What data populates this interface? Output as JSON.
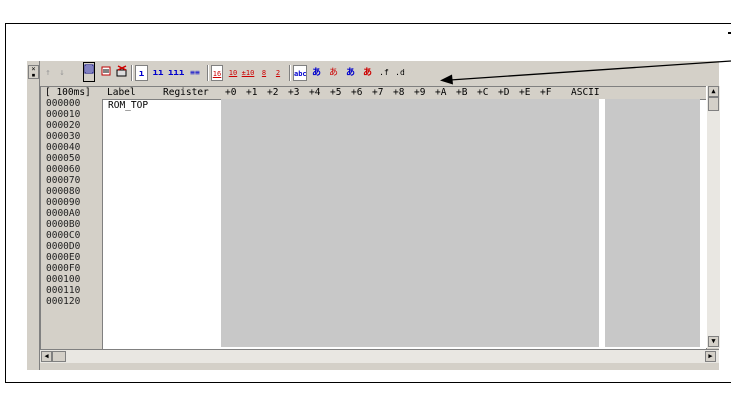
{
  "toolbar": {
    "icons": [
      "up-arrow-icon",
      "down-arrow-icon",
      "setup-icon",
      "refresh-icon",
      "cut-icon",
      "byte-icon",
      "word-icon",
      "lword-icon",
      "bit-icon",
      "hex16-icon",
      "dec10-icon",
      "signed-dec-icon",
      "octal-icon",
      "binary-icon",
      "ascii-icon",
      "sjis-icon",
      "jis-icon",
      "euc-icon",
      "unicode-icon",
      "float-icon",
      "double-icon"
    ],
    "labels": {
      "hex16": "16",
      "dec10": "10",
      "sdec": "±10",
      "oct": "8",
      "bin": "2",
      "abc": "abc",
      "a1": "あ",
      "a2": "あ",
      "a3": "あ",
      "a4": "あ",
      "f": ".f",
      "d": ".d"
    }
  },
  "grid": {
    "header": {
      "interval": "[ 100ms]",
      "label": "Label",
      "register": "Register",
      "cols": [
        "+0",
        "+1",
        "+2",
        "+3",
        "+4",
        "+5",
        "+6",
        "+7",
        "+8",
        "+9",
        "+A",
        "+B",
        "+C",
        "+D",
        "+E",
        "+F"
      ],
      "ascii": "ASCII"
    },
    "addresses": [
      "000000",
      "000010",
      "000020",
      "000030",
      "000040",
      "000050",
      "000060",
      "000070",
      "000080",
      "000090",
      "0000A0",
      "0000B0",
      "0000C0",
      "0000D0",
      "0000E0",
      "0000F0",
      "000100",
      "000110",
      "000120"
    ],
    "first_label": "ROM_TOP"
  }
}
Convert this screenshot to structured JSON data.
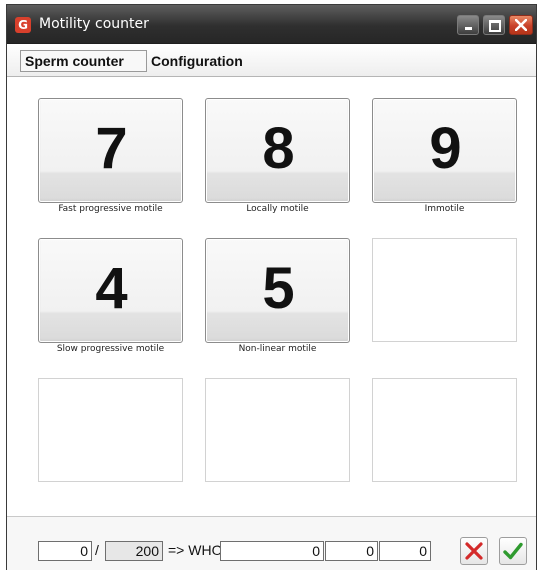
{
  "window": {
    "title": "Motility counter",
    "icon_name": "app-logo-icon",
    "icon_glyph": "G",
    "controls": [
      "minimize-icon",
      "maximize-icon",
      "close-icon"
    ]
  },
  "tabs": [
    {
      "label": "Sperm counter",
      "active": true
    },
    {
      "label": "Configuration",
      "active": false
    }
  ],
  "counter_buttons": [
    {
      "key": "7",
      "label": "Fast progressive motile"
    },
    {
      "key": "8",
      "label": "Locally motile"
    },
    {
      "key": "9",
      "label": "Immotile"
    },
    {
      "key": "4",
      "label": "Slow progressive motile"
    },
    {
      "key": "5",
      "label": "Non-linear motile"
    }
  ],
  "footer": {
    "count_value": "0",
    "separator": "/",
    "total_value": "200",
    "arrow_text": "=> WHO",
    "who_value_1": "0",
    "who_value_2": "0",
    "who_value_3": "0",
    "cancel_icon": "red-x-icon",
    "confirm_icon": "green-check-icon"
  },
  "colors": {
    "titlebar": "#2f2f2f",
    "close_button": "#c8412a",
    "cancel_red": "#d42a2a",
    "confirm_green": "#2e9a2e"
  }
}
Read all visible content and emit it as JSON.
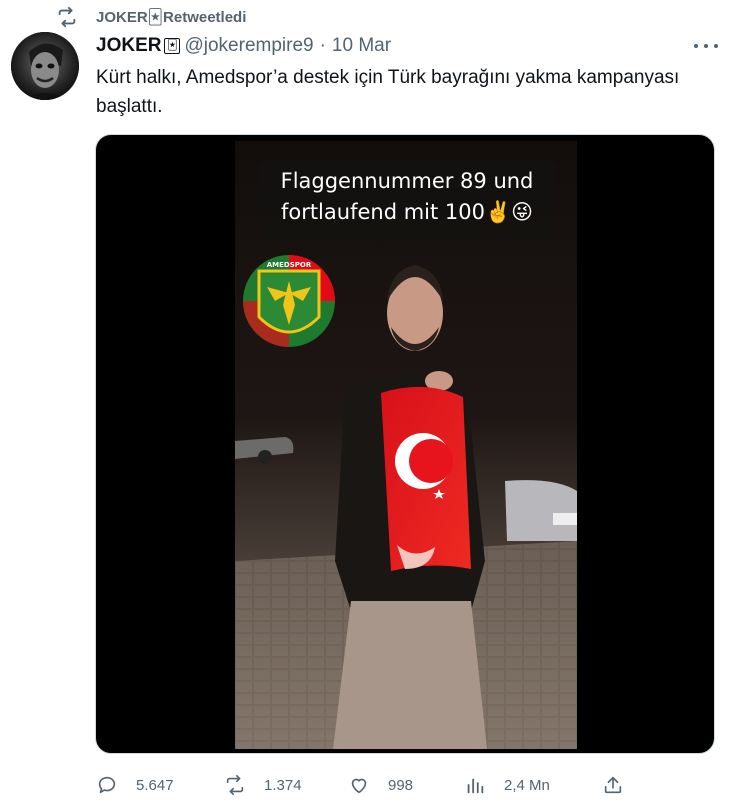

» **EXERCISE DETAILS**:
Print the records word for word and exclude any picture they hold.

» **ANSWER TO THIS TASK**:
What data populates this interface? Output as JSON.
{
  "toolbar": {
    "icons": [
      "up-arrow-icon",
      "down-arrow-icon",
      "setup-icon",
      "refresh-icon",
      "cut-icon",
      "byte-icon",
      "word-icon",
      "lword-icon",
      "bit-icon",
      "hex16-icon",
      "dec10-icon",
      "signed-dec-icon",
      "octal-icon",
      "binary-icon",
      "ascii-icon",
      "sjis-icon",
      "jis-icon",
      "euc-icon",
      "unicode-icon",
      "float-icon",
      "double-icon"
    ],
    "labels": {
      "hex16": "16",
      "dec10": "10",
      "sdec": "±10",
      "oct": "8",
      "bin": "2",
      "abc": "abc",
      "a1": "あ",
      "a2": "あ",
      "a3": "あ",
      "a4": "あ",
      "f": ".f",
      "d": ".d"
    }
  },
  "grid": {
    "header": {
      "interval": "[ 100ms]",
      "label": "Label",
      "register": "Register",
      "cols": [
        "+0",
        "+1",
        "+2",
        "+3",
        "+4",
        "+5",
        "+6",
        "+7",
        "+8",
        "+9",
        "+A",
        "+B",
        "+C",
        "+D",
        "+E",
        "+F"
      ],
      "ascii": "ASCII"
    },
    "addresses": [
      "000000",
      "000010",
      "000020",
      "000030",
      "000040",
      "000050",
      "000060",
      "000070",
      "000080",
      "000090",
      "0000A0",
      "0000B0",
      "0000C0",
      "0000D0",
      "0000E0",
      "0000F0",
      "000100",
      "000110",
      "000120"
    ],
    "first_label": "ROM_TOP"
  }
}
Convert this screenshot to structured JSON data.
{
  "window": {
    "title": "Motility counter",
    "icon_name": "app-logo-icon",
    "icon_glyph": "G",
    "controls": [
      "minimize-icon",
      "maximize-icon",
      "close-icon"
    ]
  },
  "tabs": [
    {
      "label": "Sperm counter",
      "active": true
    },
    {
      "label": "Configuration",
      "active": false
    }
  ],
  "counter_buttons": [
    {
      "key": "7",
      "label": "Fast progressive motile"
    },
    {
      "key": "8",
      "label": "Locally motile"
    },
    {
      "key": "9",
      "label": "Immotile"
    },
    {
      "key": "4",
      "label": "Slow progressive motile"
    },
    {
      "key": "5",
      "label": "Non-linear motile"
    }
  ],
  "footer": {
    "count_value": "0",
    "separator": "/",
    "total_value": "200",
    "arrow_text": "=> WHO",
    "who_value_1": "0",
    "who_value_2": "0",
    "who_value_3": "0",
    "cancel_icon": "red-x-icon",
    "confirm_icon": "green-check-icon"
  },
  "colors": {
    "titlebar": "#2f2f2f",
    "close_button": "#c8412a",
    "cancel_red": "#d42a2a",
    "confirm_green": "#2e9a2e"
  }
}
Read all visible content and emit it as JSON.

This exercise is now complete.